-- Begin Data to process --
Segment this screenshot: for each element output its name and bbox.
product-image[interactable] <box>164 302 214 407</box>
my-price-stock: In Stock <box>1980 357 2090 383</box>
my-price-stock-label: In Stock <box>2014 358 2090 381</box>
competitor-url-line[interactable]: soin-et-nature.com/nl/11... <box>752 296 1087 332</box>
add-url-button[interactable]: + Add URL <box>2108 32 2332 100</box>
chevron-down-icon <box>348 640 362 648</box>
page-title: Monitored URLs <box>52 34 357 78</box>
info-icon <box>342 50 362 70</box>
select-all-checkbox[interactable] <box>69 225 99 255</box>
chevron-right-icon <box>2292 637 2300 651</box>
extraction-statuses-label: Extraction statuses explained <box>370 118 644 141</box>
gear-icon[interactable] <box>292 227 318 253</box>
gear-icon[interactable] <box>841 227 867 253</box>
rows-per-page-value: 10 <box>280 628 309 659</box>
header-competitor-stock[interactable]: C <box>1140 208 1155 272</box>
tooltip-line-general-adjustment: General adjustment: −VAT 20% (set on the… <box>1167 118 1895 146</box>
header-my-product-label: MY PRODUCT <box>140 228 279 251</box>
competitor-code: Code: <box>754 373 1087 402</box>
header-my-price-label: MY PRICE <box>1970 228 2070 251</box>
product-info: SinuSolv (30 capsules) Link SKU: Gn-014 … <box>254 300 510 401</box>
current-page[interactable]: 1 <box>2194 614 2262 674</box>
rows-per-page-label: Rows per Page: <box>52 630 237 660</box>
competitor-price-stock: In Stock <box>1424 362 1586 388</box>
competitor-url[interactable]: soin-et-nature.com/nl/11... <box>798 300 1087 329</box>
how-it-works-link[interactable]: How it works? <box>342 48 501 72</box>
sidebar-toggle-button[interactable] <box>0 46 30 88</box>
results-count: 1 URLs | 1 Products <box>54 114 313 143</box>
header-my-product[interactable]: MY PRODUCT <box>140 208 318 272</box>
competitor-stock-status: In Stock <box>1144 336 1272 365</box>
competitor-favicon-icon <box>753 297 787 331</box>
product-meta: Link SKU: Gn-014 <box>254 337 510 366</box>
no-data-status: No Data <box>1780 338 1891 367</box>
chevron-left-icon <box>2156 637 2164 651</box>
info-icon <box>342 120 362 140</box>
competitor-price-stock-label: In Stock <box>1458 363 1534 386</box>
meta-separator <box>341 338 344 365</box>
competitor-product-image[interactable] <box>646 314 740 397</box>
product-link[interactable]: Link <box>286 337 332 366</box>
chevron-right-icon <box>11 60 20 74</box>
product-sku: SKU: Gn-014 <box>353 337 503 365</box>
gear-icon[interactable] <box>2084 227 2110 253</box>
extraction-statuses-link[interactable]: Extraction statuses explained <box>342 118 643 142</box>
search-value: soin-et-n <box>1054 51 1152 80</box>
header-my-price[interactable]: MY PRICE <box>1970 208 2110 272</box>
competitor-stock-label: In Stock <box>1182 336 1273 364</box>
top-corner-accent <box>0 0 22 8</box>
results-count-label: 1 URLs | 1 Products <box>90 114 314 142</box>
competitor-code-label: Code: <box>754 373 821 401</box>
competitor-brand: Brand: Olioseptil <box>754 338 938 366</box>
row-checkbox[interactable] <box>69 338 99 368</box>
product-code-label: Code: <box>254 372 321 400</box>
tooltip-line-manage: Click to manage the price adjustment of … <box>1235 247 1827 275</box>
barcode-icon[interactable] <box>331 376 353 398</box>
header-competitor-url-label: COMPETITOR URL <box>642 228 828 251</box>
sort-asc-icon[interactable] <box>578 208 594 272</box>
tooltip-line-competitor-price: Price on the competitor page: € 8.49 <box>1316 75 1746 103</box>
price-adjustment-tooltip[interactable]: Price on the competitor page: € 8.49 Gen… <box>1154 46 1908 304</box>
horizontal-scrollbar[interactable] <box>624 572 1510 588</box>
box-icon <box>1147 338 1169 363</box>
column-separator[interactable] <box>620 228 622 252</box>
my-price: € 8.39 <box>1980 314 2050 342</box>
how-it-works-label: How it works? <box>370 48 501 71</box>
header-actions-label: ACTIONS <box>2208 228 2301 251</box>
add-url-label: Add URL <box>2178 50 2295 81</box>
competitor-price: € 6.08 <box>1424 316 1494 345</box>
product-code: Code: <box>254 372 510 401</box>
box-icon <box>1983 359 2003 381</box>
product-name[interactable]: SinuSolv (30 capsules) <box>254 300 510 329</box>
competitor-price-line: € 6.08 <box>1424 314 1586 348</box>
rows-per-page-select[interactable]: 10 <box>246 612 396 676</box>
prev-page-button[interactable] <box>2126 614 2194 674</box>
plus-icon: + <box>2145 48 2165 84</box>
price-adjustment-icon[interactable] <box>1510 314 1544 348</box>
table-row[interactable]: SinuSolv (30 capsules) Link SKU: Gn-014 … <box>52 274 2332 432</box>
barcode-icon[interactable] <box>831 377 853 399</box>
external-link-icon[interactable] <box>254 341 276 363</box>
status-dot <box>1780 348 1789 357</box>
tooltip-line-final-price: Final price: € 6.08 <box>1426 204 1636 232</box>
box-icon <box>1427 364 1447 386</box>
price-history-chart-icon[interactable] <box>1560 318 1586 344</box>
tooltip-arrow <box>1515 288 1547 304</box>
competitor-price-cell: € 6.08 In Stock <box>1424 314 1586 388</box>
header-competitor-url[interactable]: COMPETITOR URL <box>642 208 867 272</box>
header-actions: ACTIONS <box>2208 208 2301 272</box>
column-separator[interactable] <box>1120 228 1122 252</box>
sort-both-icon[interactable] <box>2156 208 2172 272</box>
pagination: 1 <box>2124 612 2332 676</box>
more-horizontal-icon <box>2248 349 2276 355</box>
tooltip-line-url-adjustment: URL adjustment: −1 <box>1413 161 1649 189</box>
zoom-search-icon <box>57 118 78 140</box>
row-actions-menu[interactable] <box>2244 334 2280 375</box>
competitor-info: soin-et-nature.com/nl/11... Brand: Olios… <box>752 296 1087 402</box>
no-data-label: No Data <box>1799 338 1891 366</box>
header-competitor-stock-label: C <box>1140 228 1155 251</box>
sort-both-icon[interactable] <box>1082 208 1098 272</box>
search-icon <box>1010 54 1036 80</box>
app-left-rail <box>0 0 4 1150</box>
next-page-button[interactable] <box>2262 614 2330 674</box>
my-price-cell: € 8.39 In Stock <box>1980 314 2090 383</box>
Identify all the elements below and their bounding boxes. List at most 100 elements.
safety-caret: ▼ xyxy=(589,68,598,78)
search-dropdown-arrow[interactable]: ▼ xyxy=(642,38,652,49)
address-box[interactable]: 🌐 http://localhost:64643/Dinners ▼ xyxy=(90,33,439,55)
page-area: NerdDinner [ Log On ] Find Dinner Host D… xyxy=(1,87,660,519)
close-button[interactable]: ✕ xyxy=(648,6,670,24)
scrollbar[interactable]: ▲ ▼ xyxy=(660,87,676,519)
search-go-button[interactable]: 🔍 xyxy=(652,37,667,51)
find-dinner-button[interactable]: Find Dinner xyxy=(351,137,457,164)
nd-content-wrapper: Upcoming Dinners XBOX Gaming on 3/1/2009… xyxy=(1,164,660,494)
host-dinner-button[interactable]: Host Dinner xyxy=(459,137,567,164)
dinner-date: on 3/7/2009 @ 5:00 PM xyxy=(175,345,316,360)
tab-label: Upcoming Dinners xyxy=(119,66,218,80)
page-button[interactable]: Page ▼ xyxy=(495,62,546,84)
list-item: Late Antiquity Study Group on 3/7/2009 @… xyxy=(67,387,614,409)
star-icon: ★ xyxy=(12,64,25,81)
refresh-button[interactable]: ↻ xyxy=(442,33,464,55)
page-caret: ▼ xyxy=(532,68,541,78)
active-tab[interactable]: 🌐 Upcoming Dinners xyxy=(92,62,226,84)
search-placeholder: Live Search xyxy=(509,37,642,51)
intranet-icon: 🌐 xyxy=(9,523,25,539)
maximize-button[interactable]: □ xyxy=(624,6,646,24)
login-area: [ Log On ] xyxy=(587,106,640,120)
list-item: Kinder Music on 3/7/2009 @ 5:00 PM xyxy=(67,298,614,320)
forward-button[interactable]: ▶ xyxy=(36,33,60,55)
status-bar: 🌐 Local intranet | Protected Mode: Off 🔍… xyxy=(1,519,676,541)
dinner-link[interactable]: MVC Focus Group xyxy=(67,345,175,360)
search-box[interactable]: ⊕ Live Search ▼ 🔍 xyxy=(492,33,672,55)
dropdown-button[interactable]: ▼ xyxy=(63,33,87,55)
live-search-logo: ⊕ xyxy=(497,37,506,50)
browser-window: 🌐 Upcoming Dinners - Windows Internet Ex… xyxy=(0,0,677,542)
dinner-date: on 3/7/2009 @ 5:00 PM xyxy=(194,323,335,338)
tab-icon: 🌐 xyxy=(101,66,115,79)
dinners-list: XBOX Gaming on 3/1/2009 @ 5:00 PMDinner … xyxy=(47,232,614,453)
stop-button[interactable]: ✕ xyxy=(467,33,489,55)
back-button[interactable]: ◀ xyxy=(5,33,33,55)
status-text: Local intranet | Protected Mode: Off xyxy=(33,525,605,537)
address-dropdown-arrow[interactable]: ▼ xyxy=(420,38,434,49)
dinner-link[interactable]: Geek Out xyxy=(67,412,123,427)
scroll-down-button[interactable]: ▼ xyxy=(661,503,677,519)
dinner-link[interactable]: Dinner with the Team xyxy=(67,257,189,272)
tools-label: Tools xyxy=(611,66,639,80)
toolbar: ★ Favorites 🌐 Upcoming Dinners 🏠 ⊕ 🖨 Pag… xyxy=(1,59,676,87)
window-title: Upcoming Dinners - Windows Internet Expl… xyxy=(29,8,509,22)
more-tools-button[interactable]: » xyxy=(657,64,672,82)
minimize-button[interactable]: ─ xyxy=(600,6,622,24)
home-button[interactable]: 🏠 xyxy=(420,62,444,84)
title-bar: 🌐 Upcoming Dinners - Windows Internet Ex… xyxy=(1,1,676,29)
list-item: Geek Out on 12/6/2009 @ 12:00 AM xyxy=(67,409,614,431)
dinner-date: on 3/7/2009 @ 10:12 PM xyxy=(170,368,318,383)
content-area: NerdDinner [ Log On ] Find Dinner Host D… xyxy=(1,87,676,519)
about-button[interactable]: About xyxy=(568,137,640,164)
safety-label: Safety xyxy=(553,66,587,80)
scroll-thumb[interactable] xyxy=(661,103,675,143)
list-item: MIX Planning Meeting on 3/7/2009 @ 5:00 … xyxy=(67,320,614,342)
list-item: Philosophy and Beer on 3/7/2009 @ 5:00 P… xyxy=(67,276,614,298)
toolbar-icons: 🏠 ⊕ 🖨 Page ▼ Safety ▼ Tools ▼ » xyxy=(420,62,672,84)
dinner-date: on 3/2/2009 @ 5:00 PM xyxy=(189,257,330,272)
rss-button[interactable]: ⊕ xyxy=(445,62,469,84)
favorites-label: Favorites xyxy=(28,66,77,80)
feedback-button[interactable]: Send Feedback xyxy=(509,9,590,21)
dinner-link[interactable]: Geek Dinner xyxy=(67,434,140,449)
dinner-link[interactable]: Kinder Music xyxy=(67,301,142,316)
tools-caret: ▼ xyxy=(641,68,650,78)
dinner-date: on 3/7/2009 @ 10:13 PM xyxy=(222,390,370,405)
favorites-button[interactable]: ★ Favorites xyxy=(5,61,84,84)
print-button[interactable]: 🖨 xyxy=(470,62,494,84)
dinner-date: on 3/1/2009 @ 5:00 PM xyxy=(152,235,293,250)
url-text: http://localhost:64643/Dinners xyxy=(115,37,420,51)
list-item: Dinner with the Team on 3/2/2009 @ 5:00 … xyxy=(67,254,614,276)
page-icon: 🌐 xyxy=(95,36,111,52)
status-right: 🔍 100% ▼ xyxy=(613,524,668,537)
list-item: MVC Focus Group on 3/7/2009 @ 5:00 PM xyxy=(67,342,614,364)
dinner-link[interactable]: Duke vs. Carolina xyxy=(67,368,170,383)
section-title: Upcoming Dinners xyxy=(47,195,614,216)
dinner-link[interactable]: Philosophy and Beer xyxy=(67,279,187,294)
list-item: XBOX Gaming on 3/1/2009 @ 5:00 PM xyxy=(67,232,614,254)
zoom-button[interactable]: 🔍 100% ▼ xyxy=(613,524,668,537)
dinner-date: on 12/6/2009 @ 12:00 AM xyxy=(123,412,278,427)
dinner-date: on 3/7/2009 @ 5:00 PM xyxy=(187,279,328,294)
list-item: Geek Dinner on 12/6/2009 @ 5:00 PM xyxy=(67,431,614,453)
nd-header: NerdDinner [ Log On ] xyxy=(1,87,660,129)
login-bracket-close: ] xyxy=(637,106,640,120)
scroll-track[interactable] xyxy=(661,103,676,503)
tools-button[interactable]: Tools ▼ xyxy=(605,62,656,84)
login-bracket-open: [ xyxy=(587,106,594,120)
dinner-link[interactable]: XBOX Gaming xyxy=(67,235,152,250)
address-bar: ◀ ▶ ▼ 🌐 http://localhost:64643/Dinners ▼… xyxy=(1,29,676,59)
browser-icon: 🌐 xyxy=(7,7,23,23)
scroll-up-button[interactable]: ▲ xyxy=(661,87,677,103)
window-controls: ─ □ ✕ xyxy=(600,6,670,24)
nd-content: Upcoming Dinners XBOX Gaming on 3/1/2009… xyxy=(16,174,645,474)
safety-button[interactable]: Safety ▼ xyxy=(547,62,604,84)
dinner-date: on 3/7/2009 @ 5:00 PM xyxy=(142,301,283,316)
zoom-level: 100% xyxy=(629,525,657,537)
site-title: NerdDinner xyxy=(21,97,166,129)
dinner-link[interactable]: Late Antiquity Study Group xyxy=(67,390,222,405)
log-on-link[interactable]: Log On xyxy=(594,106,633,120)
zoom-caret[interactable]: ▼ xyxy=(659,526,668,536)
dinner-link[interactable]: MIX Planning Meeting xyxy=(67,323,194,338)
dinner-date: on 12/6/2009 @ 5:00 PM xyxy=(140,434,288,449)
-- End Data to process --
Objective
Starting at the first line of the records and ending with the line that contains "tooltip-line-general-adjustment: General adjustment: −VAT", write each line as a string in a JSON list. Include both of those lines, use one string per line, and omit blank lines.

Solution for this problem
[
  "Segment this screenshot: for each element output its name and bbox.",
  "product-image[interactable] <box>164 302 214 407</box>",
  "my-price-stock: In Stock <box>1980 357 2090 383</box>",
  "my-price-stock-label: In Stock <box>2014 358 2090 381</box>",
  "competitor-url-line[interactable]: soin-et-nature.com/nl/11... <box>752 296 1087 332</box>",
  "add-url-button[interactable]: + Add URL <box>2108 32 2332 100</box>",
  "chevron-down-icon <box>348 640 362 648</box>",
  "page-title: Monitored URLs <box>52 34 357 78</box>",
  "info-icon <box>342 50 362 70</box>",
  "select-all-checkbox[interactable] <box>69 225 99 255</box>",
  "chevron-right-icon <box>2292 637 2300 651</box>",
  "extraction-statuses-label: Extraction statuses explained <box>370 118 644 141</box>",
  "gear-icon[interactable] <box>292 227 318 253</box>",
  "gear-icon[interactable] <box>841 227 867 253</box>",
  "rows-per-page-value: 10 <box>280 628 309 659</box>",
  "header-competitor-stock[interactable]: C <box>1140 208 1155 272</box>",
  "tooltip-line-general-adjustment: General adjustment: −VAT 20% (set on the… <box>1167 118 1895 146</box>"
]